CONSIGNE ÉCRITE A >>
Extrayez du texte sur l'école de Sedrata le passage qui va de « Ce fut la mode » jusqu'à « longtemps vers l’Algérois. » inclus, sans y changer un mot.
CONSIGNE ÉCRITE B >>
Écrivez la suite du texte sur l'école de Sedrata et les sœurs de Yacine, en reprenant juste après sa dernière phrase.

Nous étions pris en tenaille du sérieux. Mellal administrait par son prestige moral le centre urbain en savoir, à partir de l’instruction de base, et Salah Marass surveillait les champs de blé si on s’amuse à y faire une escapade en herbivores, à la recherche de la Horaicha.

Mais Mellal était vraiment unique. Il ne gérait pas pas la classe uniquement, mais tout le boulevard de l’indépendance. Les éleves croupissaient à coté du mur de l’école pour étudier, comme si on s’apprêtait à déclencher une guerre imminente. Je vous parle de l’école élémentaire de Sedrata comme celle de Flushing New York que je vois… On creusait ici pour préparer le citoyen utile..

Il y avait, à ce moment-là, deux sœurs de Yacine qui pratiquaient dans l’enseignement. La première vit toujours au sud de Sedrata. Au début de 1990, elle a voulu rendre hommage à son frère, quatre ans après sa mort, en participant à l’organisation d’une petite rencontre à laquelle personne n’est venue

Ce fut la mode des régiments d’abrutis qui répandaient l’inculture à la pelle, au moment où Nejma el Kebloutia se faisait transporter par Jane Hidellson vers Harvard… Ih ya dania, Who would have thought? La seconde sœur aurait déménagé depuis longtemps vers l’Algérois.

DONNÉES FOURNIES >>
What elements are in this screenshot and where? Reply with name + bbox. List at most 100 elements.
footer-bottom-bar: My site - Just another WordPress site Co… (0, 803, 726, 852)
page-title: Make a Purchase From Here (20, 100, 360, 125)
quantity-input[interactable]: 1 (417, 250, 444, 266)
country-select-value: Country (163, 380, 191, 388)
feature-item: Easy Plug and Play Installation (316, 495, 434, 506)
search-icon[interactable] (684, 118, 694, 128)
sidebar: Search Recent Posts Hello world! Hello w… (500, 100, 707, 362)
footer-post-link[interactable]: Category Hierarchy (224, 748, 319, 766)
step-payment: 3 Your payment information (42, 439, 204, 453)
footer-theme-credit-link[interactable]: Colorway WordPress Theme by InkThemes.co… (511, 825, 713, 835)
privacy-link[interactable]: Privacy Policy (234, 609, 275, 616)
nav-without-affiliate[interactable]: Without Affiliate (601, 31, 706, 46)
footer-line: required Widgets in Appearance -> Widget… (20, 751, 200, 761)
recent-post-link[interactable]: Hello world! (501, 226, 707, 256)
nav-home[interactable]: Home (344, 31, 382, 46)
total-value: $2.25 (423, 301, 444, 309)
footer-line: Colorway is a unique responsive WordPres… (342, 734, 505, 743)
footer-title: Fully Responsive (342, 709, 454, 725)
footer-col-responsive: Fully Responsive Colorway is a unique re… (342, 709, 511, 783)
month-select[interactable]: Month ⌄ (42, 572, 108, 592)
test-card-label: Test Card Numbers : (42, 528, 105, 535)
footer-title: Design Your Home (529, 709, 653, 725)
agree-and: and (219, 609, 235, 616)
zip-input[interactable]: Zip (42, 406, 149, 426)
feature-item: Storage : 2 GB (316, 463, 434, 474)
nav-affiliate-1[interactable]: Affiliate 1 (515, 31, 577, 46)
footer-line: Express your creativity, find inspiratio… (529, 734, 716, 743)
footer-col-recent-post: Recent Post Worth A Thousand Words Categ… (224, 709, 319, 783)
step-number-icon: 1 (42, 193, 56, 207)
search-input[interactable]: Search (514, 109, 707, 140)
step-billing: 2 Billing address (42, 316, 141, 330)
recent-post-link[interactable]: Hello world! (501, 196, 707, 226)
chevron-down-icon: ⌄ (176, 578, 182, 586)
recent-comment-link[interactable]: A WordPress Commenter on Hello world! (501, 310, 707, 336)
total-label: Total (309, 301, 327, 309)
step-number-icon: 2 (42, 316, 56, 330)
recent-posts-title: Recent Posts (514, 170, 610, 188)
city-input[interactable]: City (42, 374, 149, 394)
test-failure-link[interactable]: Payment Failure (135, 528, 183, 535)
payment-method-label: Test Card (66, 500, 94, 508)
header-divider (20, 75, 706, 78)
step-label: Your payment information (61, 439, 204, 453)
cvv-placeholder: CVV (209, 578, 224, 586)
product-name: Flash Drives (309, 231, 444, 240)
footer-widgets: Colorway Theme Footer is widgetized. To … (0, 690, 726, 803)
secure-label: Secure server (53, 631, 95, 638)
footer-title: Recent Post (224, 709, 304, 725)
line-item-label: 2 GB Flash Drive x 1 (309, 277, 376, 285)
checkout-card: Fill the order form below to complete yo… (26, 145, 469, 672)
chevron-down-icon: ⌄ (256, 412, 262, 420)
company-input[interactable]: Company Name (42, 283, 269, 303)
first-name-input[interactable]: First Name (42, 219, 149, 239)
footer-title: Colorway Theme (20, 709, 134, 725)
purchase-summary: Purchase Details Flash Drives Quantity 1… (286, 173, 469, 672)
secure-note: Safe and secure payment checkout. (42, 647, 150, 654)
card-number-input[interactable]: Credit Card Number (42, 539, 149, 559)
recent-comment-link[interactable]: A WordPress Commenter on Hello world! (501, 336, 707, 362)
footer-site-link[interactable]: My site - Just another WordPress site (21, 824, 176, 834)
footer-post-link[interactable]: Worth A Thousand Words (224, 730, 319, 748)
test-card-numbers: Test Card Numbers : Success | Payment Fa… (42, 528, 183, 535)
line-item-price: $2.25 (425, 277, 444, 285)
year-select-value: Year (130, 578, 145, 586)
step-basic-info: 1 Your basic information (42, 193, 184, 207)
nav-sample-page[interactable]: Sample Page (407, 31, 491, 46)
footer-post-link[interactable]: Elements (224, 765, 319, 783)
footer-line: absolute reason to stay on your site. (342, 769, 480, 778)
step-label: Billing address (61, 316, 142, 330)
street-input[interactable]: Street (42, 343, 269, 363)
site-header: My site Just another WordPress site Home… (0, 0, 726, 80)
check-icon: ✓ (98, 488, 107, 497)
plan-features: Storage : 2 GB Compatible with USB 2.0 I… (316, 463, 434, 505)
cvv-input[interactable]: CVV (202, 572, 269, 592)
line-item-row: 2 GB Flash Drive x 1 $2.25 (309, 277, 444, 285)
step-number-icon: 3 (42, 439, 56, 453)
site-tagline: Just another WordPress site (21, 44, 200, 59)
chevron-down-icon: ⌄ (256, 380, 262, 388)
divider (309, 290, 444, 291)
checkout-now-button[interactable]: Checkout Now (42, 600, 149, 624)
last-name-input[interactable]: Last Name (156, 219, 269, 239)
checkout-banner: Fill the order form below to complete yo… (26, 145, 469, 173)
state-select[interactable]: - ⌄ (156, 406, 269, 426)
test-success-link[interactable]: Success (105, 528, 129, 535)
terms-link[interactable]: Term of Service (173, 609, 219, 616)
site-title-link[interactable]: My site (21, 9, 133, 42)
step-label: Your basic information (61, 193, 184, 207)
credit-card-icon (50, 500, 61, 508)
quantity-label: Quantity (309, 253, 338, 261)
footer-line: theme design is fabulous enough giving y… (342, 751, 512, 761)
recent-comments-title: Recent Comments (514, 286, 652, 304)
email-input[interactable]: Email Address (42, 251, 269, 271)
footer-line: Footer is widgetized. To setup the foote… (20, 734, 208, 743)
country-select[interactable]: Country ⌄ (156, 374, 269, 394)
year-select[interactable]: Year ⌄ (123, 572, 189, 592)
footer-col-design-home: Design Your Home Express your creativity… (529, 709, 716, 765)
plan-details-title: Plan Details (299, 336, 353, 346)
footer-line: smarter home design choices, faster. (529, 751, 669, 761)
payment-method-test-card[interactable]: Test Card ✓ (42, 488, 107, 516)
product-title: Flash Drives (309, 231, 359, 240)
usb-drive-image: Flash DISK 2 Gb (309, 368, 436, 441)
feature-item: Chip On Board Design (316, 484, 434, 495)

RÉPONSE FINALE A >>
Ce fut la mode des régiments d’abrutis qui répandaient l’inculture à la pelle, au moment où Nejma el Kebloutia se faisait transporter par Jane Hidellson vers Harvard… Ih ya dania, Who would have thought? La seconde sœur aurait déménagé depuis longtemps vers l’Algérois.

RÉPONSE FINALE B >>
Ils ont pris cette photo à Sedrata en plein asservissement colonial (Amour en haillon)

Bref, Kateb Yacine mit sa main dans sa poche et fit sortir comme un magicien un billet de cinq dinars (les seuls qu’il avait) au moment où un autre élève se tenait derrière moi. Probablement, devrais-je les partager en friandises chez ammi Salah Boujellal, me disais-je ?

« C’est exactement ça », répondit Yacine. Un premier exercice du socialisme scientifique en somme.Tony Blair recommandait d’en connaître sans y rester longtemps… C’est fait.. Je Voyage entre la Caroline et Ottawa à l’inverse du socialisme, mais j’aime ma ville, ses tranches de vie, Yacine et tous les habitants, s’apitoyant encore sur le sort d’une gent féminine broyée.

La récompense me réjouissait énormément alors que, sur mon dos, il y avait encore le tatouage de l’égoïsme d’un enfant qui voulait avoir les cinq dinars pour lui tout seul car je n’ai jamais eu plus qu’un dinar que mon père me donnait en attirant l’attention de toute la rue d’El Fida.

A l’époque de Boumediene, ce billet portait un décor sur lequel il y avait Loughat al Khachab (langue de bois). Comme si le pays était en crise et on veillait coûte que coûte à le coller à l’Egypte. On ne savait même pas transcrire correctement sur les billets de banque nos symboles fondateurs et représentatifs, comme disent les Américains.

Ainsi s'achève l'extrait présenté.